##### ROWS #####

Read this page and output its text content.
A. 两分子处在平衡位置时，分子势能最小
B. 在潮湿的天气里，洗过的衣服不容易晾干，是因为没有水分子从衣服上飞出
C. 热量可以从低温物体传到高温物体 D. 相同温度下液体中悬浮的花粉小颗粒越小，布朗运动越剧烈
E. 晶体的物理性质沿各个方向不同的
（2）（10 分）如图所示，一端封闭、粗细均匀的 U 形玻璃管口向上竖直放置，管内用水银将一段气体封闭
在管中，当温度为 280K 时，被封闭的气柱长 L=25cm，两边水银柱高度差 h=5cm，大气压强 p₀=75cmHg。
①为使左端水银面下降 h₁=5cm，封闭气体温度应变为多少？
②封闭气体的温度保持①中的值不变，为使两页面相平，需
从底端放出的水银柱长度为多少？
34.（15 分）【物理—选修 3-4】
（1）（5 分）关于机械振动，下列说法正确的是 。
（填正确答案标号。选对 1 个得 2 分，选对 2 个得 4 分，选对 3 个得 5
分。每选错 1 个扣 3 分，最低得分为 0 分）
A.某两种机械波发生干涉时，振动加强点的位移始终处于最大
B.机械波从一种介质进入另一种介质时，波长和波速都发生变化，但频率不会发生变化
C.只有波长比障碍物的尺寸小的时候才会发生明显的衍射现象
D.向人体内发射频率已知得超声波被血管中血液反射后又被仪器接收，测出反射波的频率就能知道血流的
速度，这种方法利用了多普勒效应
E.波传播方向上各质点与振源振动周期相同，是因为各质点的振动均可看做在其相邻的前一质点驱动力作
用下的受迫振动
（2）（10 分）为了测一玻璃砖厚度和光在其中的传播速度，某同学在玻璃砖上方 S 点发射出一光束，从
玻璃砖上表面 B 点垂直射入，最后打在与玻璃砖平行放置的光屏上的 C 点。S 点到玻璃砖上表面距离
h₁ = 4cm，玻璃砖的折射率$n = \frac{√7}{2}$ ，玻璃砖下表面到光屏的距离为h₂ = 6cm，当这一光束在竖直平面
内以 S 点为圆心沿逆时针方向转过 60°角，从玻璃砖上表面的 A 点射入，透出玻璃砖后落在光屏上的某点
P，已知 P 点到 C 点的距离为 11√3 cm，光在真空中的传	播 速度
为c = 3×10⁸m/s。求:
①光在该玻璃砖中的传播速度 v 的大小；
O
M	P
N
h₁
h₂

#####
##### ROWS #####

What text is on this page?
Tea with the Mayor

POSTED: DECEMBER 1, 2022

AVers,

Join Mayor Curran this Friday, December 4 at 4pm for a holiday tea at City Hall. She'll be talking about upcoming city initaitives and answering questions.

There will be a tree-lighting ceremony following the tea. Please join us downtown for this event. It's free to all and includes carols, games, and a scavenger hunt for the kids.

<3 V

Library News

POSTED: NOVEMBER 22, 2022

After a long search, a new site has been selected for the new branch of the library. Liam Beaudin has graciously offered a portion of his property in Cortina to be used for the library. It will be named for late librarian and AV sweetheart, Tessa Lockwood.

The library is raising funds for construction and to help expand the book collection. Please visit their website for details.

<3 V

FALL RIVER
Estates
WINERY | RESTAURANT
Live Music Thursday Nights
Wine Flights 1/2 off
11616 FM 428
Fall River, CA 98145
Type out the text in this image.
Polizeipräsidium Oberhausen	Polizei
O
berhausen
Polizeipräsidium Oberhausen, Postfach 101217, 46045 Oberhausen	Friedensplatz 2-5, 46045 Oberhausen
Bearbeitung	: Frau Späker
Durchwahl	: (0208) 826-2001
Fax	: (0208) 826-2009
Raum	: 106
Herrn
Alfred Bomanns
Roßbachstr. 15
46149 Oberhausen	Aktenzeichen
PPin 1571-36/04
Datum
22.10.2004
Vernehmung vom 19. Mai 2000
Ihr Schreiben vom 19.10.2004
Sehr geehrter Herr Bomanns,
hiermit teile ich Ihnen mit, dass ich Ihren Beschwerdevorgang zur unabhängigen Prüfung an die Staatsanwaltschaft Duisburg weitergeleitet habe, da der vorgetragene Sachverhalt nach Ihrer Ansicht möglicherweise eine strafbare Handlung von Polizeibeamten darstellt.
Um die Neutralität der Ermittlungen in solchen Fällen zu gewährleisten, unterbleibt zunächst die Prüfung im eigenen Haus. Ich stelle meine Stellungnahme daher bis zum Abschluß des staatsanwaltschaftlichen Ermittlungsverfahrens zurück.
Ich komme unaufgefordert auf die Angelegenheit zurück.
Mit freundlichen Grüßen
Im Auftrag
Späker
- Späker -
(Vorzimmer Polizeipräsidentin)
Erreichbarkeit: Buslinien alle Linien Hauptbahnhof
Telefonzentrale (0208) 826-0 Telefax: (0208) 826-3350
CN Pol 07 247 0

#####

Extract lines where the string "Prüfung" occurs.

hiermit teile ich Ihnen mit, dass ich Ihren Beschwerdevorgang zur unabhängigen Prüfung an die Staatsanwaltschaft Duisburg weitergeleitet habe, da der vorgetragene Sachverhalt nach Ihrer Ansicht möglicherweise eine strafbare Handlung von Polizeibeamten darstellt.
Um die Neutralität der Ermittlungen in solchen Fällen zu gewährleisten, unterbleibt zunächst die Prüfung im eigenen Haus. Ich stelle meine Stellungnahme daher bis zum Abschluß des staatsanwaltschaftlichen Ermittlungsverfahrens zurück.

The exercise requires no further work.